> [DATA PROVIDED]
::::

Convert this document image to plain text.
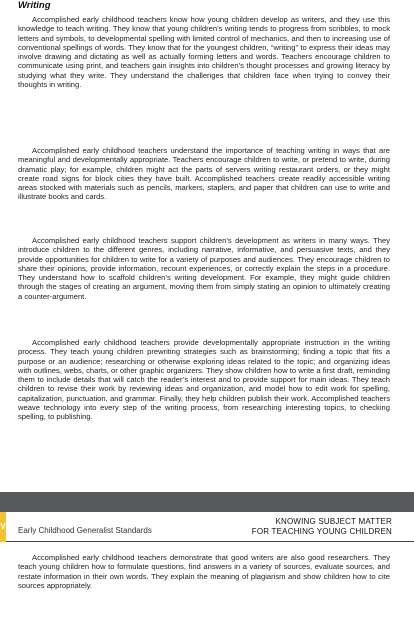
Writing

Accomplished early childhood teachers know how young children develop as writers, and they use this knowledge to teach writing. They know that young children’s writing tends to progress from scribbles, to mock letters and symbols, to developmental spelling with limited control of mechanics, and then to increasing use of conventional spellings of words. They know that for the youngest children, “writing” to express their ideas may involve drawing and dictating as well as actually forming letters and words. Teachers encourage children to communicate using print, and teachers gain insights into children’s thought processes and growing literacy by studying what they write. They understand the challenges that children face when trying to convey their thoughts in writing.

Accomplished early childhood teachers understand the importance of teaching writing in ways that are meaningful and developmentally appropriate. Teachers encourage children to write, or pretend to write, during dramatic play; for example, children might act the parts of servers writing restaurant orders, or they might create road signs for block cities they have built. Accomplished teachers create readily accessible writing areas stocked with materials such as pencils, markers, staplers, and paper that children can use to write and illustrate books and cards.

Accomplished early childhood teachers support children’s development as writers in many ways. They introduce children to the different genres, including narrative, informative, and persuasive texts, and they provide opportunities for children to write for a variety of purposes and audiences. They encourage children to share their opinions, provide information, recount experiences, or correctly explain the steps in a procedure. They understand how to scaffold children’s writing development. For example, they might guide children through the stages of creating an argument, moving them from simply stating an opinion to ultimately creating a counter-argument.

Accomplished early childhood teachers provide developmentally appropriate instruction in the writing process. They teach young children prewriting strategies such as brainstorming; finding a topic that fits a purpose or an audience; researching or otherwise exploring ideas related to the topic; and organizing ideas with outlines, webs, charts, or other graphic organizers. They show children how to write a first draft, reminding them to include details that will catch the reader’s interest and to provide support for main ideas. They teach children to revise their work by reviewing ideas and organization, and model how to edit work for spelling, capitalization, punctuation, and grammar. Finally, they help children publish their work. Accomplished teachers weave technology into every step of the writing process, from researching interesting topics, to checking spelling, to publishing.

V Early Childhood Generalist Standards
KNOWING SUBJECT MATTER
FOR TEACHING YOUNG CHILDREN

Accomplished early childhood teachers demonstrate that good writers are also good researchers. They teach young children how to formulate questions, find answers in a variety of sources, evaluate sources, and restate information in their own words. They explain the meaning of plagiarism and show children how to cite sources appropriately.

::::

> [PROBLEM DETAILS]
Write out the data precisely as given, excluding the pictures.

> [ANSWER TO THE PROBLEM]
Convert this document image to plain text.
Writing

Accomplished early childhood teachers know how young children develop as writers, and they use this knowledge to teach writing. They know that young children’s writing tends to progress from scribbles, to mock letters and symbols, to developmental spelling with limited control of mechanics, and then to increasing use of conventional spellings of words. They know that for the youngest children, “writing” to express their ideas may involve drawing and dictating as well as actually forming letters and words. Teachers encourage children to communicate using print, and teachers gain insights into children’s thought processes and growing literacy by studying what they write. They understand the challenges that children face when trying to convey their thoughts in writing.

Accomplished early childhood teachers understand the importance of teaching writing in ways that are meaningful and developmentally appropriate. Teachers encourage children to write, or pretend to write, during dramatic play; for example, children might act the parts of servers writing restaurant orders, or they might create road signs for block cities they have built. Accomplished teachers create readily accessible writing areas stocked with materials such as pencils, markers, staplers, and paper that children can use to write and illustrate books and cards.

Accomplished early childhood teachers support children’s development as writers in many ways. They introduce children to the different genres, including narrative, informative, and persuasive texts, and they provide opportunities for children to write for a variety of purposes and audiences. They encourage children to share their opinions, provide information, recount experiences, or correctly explain the steps in a procedure. They understand how to scaffold children’s writing development. For example, they might guide children through the stages of creating an argument, moving them from simply stating an opinion to ultimately creating a counter-argument.

Accomplished early childhood teachers provide developmentally appropriate instruction in the writing process. They teach young children prewriting strategies such as brainstorming; finding a topic that fits a purpose or an audience; researching or otherwise exploring ideas related to the topic; and organizing ideas with outlines, webs, charts, or other graphic organizers. They show children how to write a first draft, reminding them to include details that will catch the reader’s interest and to provide support for main ideas. They teach children to revise their work by reviewing ideas and organization, and model how to edit work for spelling, capitalization, punctuation, and grammar. Finally, they help children publish their work. Accomplished teachers weave technology into every step of the writing process, from researching interesting topics, to checking spelling, to publishing.

V Early Childhood Generalist Standards
KNOWING SUBJECT MATTER
FOR TEACHING YOUNG CHILDREN

Accomplished early childhood teachers demonstrate that good writers are also good researchers. They teach young children how to formulate questions, find answers in a variety of sources, evaluate sources, and restate information in their own words. They explain the meaning of plagiarism and show children how to cite sources appropriately.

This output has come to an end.